## Written instruction:
Check each line of the material. Copy those containing "JSON".

## Excerpted records:
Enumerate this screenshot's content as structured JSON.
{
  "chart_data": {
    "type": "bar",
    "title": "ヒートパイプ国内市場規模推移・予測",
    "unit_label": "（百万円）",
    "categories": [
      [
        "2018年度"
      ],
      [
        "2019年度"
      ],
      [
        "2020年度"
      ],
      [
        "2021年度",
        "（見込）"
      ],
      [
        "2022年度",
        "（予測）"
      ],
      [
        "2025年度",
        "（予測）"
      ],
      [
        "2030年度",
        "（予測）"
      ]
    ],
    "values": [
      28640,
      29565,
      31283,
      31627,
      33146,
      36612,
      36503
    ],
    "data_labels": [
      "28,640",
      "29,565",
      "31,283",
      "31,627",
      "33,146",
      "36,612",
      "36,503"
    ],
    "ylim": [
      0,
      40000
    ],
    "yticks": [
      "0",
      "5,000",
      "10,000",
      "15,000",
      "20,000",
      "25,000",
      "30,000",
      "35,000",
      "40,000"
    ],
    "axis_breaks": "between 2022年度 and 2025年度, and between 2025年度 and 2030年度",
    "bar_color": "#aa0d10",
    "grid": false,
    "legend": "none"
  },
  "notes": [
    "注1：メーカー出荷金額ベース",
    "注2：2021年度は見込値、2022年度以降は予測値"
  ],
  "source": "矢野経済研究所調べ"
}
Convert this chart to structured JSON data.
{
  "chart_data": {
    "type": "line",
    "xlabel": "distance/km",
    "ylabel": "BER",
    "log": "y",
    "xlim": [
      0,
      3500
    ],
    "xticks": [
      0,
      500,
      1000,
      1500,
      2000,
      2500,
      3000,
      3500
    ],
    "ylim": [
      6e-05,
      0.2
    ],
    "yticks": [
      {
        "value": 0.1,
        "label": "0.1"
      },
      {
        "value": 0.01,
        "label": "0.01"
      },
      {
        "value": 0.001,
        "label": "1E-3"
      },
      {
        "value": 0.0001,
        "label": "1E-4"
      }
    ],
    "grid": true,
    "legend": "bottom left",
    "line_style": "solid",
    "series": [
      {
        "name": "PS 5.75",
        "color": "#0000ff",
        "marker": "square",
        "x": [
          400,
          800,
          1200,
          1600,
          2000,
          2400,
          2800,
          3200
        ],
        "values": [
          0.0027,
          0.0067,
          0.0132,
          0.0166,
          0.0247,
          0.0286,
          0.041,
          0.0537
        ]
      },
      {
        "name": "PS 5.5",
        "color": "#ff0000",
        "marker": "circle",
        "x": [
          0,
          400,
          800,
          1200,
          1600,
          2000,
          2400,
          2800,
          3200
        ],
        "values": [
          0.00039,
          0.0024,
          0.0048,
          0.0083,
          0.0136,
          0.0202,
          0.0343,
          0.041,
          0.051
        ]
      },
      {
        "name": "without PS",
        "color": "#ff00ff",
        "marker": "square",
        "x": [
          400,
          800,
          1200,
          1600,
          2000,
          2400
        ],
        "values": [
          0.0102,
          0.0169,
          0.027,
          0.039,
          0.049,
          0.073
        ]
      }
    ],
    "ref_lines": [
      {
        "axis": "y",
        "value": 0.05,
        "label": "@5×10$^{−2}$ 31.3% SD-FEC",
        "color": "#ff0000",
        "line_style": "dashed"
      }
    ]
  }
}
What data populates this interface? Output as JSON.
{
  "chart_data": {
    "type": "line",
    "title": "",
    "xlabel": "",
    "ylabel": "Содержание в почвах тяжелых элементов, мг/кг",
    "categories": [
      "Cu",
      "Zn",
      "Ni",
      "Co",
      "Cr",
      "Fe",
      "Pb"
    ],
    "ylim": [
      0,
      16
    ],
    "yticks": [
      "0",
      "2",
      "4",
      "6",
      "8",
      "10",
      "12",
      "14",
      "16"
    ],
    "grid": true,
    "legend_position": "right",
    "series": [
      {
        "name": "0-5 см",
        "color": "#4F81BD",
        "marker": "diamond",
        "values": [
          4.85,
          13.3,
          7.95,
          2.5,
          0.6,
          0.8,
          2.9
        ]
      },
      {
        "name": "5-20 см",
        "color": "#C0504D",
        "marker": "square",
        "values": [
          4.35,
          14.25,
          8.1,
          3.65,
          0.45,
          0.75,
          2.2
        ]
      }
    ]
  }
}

## Answer for the task:
Enumerate this screenshot's content as structured JSON.
Convert this chart to structured JSON data.
What data populates this interface? Output as JSON.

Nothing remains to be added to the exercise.